▶ [SOURCE EXTRACT]:
◆ ◆ ◆ ◆
Brendan: I love that ecosystem, that’s something still holds true today and something that you were way before your time and doing that, for our listeners that you forget about this but this was before the days of Facebook, MySpace, social media, there was nowhere to go for this information; really what you created is really one of the first college social sites ever to exist on the internet.
I just love that story I think it’s so cool how you created those brands not only to provide information but to feed your parent brand of financial aid. John obviously you’ve been involved in a lot of businesses over the years, right now the biggest being ERI which continues to grow every year. Over the years, with your love and passion of marketing is there a tip that you’ve learned or a trick or maybe not a trick but maybe just a philosophy that you’ve learned in terms of how you approach marketing and what has found you so much success over the years?
John: Just really understanding contextually what you’re trying to market, what could be the best path because as you and I, Brendan so much of online marketing and getting visibility is about testing, cutting what doesn’t work and then scaling what does work. Each industry has many similarities so there’s some truths that run across all industries but there’s also idiosyncratic contextual opportunities in different industries.
It’s finding some of those diamonds along the way or creating them that could then set a brand, a company apart from its competition but, I’m a huge believer in not fearing failure testing all the ideas that are available for a company, a platform, cutting what doesn’t work, not worrying about what didn’t work and scaling as fast as you can the stuff that was working.
Brendan: I knew that was going to be your answer, as my part that’s my answer as well. I absolutely love that advice of cutting what doesn’t work, never looking in the rear-view mirror and scaling with does work; just flying down the road and pouring as much as you can into the things that are working for you. John as we wrap things up here for our listeners that want to get in touch with you, I know your personal site is JohnShegerian.com, what’s the best way to connect with you?
◆ ◆ ◆ ◆
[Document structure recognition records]
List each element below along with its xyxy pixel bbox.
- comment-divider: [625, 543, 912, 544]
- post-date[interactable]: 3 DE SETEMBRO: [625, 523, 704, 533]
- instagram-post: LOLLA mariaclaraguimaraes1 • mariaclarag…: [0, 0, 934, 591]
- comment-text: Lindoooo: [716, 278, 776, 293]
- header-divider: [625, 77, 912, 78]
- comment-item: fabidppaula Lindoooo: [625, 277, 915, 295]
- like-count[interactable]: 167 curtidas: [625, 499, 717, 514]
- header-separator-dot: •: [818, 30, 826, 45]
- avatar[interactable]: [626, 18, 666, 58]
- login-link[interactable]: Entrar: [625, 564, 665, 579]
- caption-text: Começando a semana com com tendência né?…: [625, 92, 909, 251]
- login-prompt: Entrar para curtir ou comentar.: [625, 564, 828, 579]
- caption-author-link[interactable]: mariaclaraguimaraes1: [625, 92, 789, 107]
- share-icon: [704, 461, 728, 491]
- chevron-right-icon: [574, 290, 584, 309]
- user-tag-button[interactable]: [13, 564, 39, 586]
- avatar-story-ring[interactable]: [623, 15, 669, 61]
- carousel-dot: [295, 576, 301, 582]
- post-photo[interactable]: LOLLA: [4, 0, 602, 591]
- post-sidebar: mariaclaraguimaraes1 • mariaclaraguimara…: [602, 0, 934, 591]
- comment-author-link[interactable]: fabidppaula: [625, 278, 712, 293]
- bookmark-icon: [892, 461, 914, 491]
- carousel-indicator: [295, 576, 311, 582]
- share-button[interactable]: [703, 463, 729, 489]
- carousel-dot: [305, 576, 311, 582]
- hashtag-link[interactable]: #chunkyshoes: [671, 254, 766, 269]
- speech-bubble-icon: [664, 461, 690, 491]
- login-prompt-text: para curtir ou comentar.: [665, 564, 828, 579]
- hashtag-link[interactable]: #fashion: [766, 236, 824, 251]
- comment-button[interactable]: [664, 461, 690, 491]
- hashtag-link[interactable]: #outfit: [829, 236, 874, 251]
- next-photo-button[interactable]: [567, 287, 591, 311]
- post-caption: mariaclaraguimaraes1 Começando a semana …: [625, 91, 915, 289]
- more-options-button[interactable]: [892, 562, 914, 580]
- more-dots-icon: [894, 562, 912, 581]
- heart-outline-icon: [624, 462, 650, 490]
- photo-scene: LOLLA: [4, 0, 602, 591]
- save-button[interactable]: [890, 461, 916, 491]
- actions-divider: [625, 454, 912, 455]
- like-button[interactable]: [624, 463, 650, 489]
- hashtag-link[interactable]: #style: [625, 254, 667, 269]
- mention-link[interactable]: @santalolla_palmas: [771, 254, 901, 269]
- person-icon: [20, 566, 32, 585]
◆ ◆ ◆ ◆
▶ [INSTRUCTIONS]:
a - List every business, platform, or website named in the interview transcript.
b - Reproduce the interview transcript passage between "John: Just really" and "that was working.", inclusive.
c - Answer these questions from the interview transcript:
(i) According to Brendan, the brands John created fed which parent brand?
(ii) What does John say he is a huge believer in not fearing?
(iii) What does Brendan give as John's personal site?
The records have no role in the tasks.

▶ [SOLUTIONS FOR EACH TASK]:
a - Facebook, MySpace, ERI, JohnShegerian.com

b -
John: Just really understanding contextually what you’re trying to market, what could be the best path because as you and I, Brendan so much of online marketing and getting visibility is about testing, cutting what doesn’t work and then scaling what does work. Each industry has many similarities so there’s some truths that run across all industries but there’s also idiosyncratic contextual opportunities in different industries.
It’s finding some of those diamonds along the way or creating them that could then set a brand, a company apart from its competition but, I’m a huge believer in not fearing failure testing all the ideas that are available for a company, a platform, cutting what doesn’t work, not worrying about what didn’t work and scaling as fast as you can the stuff that was working.

c -
(i) Financial aid
(ii) Failure
(iii) JohnShegerian.com